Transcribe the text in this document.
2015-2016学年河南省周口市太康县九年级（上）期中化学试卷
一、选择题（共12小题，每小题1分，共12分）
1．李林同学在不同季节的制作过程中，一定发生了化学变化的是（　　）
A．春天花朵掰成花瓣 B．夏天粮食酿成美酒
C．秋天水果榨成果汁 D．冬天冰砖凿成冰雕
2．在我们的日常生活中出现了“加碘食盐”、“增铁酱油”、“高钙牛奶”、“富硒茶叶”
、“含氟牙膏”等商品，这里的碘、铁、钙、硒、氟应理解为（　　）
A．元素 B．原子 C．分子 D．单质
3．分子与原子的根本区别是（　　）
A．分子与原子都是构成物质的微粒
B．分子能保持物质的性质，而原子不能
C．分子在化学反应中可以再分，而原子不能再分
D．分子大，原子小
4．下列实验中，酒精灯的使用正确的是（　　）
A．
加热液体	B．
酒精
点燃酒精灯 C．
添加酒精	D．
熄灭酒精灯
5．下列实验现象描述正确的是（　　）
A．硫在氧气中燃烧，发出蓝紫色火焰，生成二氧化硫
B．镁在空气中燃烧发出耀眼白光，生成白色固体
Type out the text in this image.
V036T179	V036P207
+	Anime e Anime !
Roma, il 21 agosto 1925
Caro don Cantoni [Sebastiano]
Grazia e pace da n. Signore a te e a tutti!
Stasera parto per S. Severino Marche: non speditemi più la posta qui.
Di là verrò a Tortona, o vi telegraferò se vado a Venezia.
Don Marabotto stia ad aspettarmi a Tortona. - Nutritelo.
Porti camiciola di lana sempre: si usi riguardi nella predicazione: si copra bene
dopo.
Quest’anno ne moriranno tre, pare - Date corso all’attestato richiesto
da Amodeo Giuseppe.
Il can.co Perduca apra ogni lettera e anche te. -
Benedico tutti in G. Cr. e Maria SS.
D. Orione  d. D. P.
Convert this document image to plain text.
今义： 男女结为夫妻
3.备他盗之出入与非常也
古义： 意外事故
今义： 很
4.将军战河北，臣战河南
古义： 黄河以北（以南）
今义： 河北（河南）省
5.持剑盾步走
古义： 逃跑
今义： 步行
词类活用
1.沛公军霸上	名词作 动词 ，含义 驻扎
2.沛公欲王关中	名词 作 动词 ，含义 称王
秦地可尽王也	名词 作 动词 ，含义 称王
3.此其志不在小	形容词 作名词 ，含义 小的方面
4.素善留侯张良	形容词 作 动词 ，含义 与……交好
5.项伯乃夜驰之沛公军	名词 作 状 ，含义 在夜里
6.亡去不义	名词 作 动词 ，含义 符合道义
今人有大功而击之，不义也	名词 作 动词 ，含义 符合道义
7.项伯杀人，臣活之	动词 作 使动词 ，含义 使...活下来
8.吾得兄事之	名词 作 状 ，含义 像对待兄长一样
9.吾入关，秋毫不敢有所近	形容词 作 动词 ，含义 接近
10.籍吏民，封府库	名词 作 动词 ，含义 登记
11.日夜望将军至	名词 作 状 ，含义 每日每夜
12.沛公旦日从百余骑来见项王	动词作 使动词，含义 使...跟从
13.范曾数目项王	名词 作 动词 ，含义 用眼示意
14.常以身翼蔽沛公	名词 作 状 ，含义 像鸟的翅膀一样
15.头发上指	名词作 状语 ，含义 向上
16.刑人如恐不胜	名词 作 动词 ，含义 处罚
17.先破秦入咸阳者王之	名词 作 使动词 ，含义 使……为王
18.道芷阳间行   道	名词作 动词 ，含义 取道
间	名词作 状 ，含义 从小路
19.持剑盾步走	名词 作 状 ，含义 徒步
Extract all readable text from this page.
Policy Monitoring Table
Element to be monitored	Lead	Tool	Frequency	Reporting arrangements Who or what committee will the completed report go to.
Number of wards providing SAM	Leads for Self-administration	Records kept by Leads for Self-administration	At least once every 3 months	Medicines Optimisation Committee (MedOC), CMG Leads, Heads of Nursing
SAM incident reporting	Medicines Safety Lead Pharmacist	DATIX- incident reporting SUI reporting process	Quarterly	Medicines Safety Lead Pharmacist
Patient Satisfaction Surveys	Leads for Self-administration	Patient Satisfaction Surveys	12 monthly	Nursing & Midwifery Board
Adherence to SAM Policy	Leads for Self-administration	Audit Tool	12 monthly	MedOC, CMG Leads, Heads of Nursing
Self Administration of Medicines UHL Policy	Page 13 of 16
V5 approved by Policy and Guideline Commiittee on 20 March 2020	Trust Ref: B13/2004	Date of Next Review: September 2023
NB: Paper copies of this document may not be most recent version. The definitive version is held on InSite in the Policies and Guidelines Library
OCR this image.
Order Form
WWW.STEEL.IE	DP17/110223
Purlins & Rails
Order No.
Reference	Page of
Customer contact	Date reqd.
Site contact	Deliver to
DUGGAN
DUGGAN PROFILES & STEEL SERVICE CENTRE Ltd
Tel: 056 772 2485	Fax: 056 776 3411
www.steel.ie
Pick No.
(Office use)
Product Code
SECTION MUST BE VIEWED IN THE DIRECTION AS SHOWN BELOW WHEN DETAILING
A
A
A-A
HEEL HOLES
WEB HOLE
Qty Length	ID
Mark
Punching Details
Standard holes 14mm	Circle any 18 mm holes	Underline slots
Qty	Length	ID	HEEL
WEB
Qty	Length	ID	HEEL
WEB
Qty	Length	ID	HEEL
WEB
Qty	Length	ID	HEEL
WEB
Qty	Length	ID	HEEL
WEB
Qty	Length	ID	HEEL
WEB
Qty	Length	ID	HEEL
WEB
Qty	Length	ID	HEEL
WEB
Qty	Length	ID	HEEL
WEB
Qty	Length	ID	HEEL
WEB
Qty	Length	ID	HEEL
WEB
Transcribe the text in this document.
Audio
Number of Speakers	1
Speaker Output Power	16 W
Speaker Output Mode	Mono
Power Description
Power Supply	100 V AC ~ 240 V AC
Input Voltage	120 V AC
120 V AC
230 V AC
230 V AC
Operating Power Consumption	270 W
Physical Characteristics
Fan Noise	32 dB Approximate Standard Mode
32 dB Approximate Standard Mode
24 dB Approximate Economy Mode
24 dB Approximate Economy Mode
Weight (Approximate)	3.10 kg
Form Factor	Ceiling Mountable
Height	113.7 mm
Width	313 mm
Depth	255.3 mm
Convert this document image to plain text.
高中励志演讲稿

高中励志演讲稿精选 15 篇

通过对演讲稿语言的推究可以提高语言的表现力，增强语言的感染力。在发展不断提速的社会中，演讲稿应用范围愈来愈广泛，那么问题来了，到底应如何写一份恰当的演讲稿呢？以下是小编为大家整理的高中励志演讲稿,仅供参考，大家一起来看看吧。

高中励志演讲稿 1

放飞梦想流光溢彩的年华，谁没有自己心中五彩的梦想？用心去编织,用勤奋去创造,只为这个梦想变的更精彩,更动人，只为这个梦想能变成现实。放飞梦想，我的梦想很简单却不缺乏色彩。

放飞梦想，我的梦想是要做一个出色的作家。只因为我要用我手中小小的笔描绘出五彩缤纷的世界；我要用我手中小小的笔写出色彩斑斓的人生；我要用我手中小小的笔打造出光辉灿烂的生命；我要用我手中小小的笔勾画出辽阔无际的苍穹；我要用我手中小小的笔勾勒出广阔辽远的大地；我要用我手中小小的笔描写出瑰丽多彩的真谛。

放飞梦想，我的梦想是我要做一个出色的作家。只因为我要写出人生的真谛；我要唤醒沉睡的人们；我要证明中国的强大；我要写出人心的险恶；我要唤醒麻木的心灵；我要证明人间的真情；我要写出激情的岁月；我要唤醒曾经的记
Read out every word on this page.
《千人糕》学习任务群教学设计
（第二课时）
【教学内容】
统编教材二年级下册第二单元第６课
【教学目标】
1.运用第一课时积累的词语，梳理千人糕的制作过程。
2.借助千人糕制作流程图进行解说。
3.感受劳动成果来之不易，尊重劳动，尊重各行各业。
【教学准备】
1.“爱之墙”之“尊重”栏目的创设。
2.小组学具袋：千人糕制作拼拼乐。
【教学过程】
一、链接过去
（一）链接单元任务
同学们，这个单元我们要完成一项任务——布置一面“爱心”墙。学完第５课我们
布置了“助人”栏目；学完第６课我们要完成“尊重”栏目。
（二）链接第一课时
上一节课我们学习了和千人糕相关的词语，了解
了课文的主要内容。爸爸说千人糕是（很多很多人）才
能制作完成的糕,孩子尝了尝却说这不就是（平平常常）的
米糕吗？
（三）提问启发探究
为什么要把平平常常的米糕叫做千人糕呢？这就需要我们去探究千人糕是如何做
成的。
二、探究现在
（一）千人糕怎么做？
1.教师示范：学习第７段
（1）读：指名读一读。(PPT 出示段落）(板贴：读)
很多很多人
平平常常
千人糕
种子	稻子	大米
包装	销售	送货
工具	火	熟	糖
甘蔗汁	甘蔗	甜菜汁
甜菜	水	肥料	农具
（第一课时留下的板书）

§ WHAT YOU SHOULD DO:
Show the lines from the data above that contain the string "Policy".

§ RESULT BELOW:
Policy Monitoring Table
Adherence to SAM Policy	Leads for Self-administration	Audit Tool	12 monthly	MedOC, CMG Leads, Heads of Nursing
Self Administration of Medicines UHL Policy	Page 13 of 16
V5 approved by Policy and Guideline Commiittee on 20 March 2020	Trust Ref: B13/2004	Date of Next Review: September 2023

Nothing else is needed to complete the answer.